| Work instructions |
Present every line in which the string "Loaysa" appears.

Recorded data
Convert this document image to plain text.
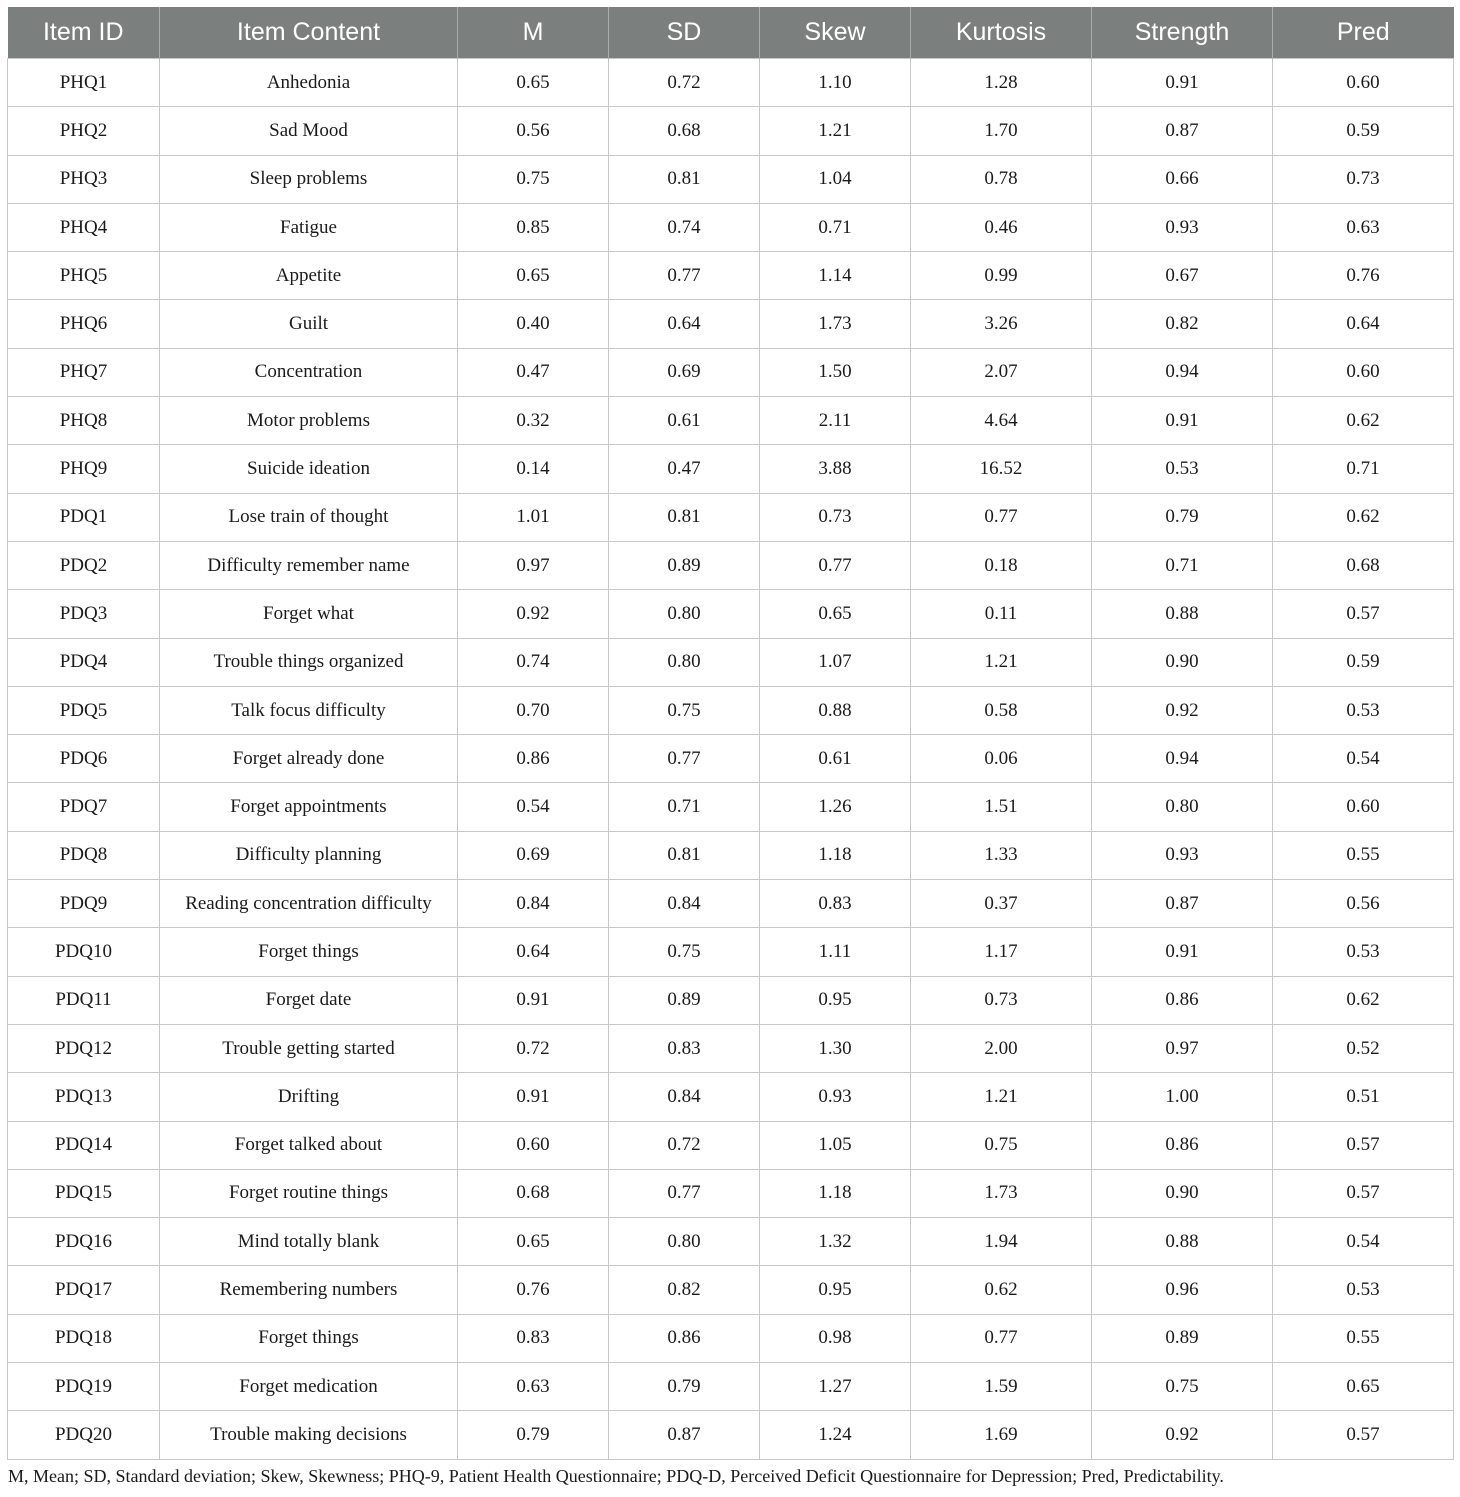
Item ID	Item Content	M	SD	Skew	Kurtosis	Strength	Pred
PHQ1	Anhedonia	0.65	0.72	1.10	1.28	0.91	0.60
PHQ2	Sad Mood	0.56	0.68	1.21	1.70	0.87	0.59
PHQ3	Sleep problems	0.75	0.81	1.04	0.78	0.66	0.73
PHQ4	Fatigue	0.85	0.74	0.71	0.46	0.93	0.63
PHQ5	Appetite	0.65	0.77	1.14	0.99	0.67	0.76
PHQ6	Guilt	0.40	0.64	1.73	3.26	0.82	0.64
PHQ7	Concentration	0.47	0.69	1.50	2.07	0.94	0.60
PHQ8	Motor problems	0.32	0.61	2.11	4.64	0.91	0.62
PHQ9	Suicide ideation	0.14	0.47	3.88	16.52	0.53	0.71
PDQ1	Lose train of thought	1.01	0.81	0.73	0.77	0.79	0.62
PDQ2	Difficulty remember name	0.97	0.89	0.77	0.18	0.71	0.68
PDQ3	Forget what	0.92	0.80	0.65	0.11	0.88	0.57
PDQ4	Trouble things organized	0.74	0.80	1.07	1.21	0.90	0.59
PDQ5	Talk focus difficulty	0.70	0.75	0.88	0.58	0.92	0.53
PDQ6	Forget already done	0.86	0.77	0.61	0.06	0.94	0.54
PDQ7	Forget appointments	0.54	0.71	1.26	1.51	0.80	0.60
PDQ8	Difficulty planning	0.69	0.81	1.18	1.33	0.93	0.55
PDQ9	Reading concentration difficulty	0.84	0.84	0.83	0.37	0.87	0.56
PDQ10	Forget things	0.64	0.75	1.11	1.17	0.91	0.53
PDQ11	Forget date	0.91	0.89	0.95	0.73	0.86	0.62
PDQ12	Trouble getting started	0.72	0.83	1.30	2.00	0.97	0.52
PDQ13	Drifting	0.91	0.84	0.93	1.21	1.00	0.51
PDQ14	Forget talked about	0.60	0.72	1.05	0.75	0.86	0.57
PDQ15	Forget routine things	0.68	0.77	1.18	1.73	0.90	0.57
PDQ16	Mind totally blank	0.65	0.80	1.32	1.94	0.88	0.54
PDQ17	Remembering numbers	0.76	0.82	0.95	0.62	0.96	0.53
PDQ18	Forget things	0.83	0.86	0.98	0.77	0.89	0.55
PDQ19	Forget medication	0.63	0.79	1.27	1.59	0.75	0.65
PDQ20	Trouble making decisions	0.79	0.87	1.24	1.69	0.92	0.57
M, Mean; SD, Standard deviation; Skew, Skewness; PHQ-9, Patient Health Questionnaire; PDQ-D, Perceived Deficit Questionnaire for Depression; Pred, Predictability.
---
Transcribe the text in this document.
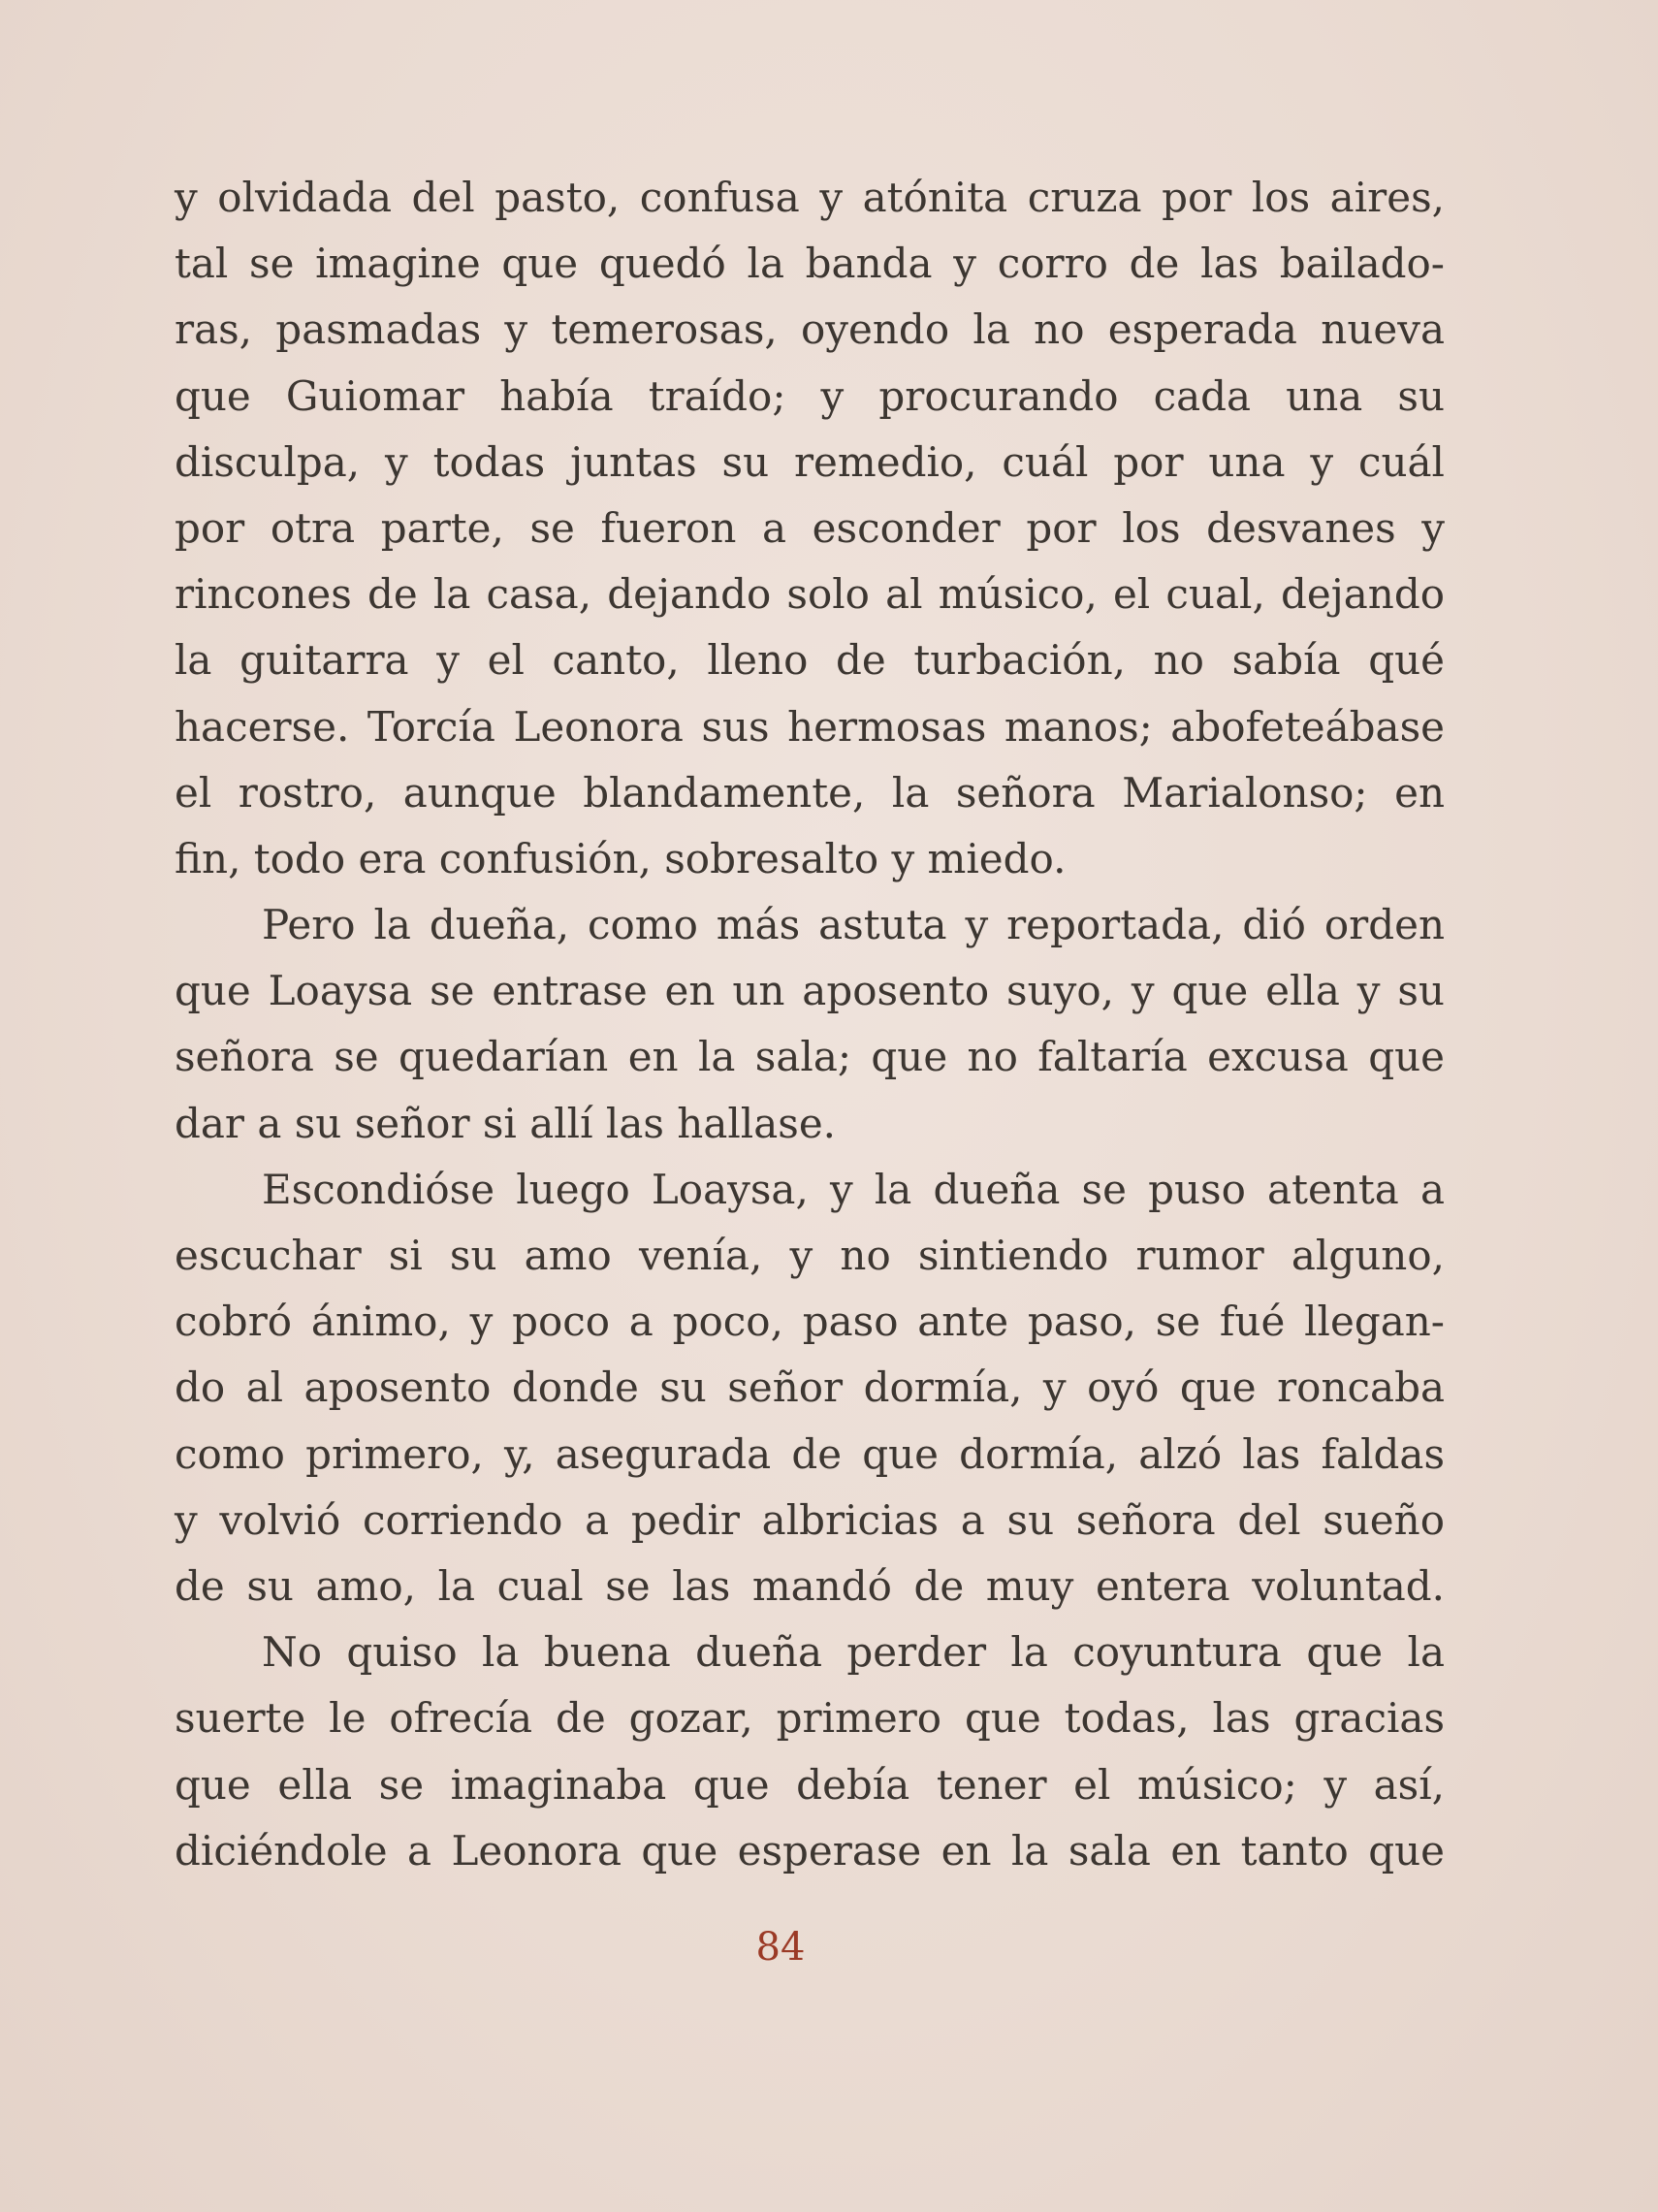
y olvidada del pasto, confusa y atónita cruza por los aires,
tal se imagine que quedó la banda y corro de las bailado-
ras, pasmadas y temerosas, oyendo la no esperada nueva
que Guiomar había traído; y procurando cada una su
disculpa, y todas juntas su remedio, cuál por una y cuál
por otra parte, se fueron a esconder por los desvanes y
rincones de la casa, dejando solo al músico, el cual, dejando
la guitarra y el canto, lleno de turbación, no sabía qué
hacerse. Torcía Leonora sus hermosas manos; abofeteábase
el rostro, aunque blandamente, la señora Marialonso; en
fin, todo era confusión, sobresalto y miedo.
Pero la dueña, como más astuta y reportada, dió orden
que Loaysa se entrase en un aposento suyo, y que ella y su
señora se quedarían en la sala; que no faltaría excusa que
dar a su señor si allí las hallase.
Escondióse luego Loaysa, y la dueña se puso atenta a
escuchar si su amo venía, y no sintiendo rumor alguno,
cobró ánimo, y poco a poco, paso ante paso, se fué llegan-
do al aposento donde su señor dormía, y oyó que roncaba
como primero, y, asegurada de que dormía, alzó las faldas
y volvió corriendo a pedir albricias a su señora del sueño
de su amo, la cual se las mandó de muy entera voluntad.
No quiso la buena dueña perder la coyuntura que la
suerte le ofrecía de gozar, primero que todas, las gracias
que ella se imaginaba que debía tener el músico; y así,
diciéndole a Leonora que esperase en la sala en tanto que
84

| Reply |
que Loaysa se entrase en un aposento suyo, y que ella y su
Escondióse luego Loaysa, y la dueña se puso atenta a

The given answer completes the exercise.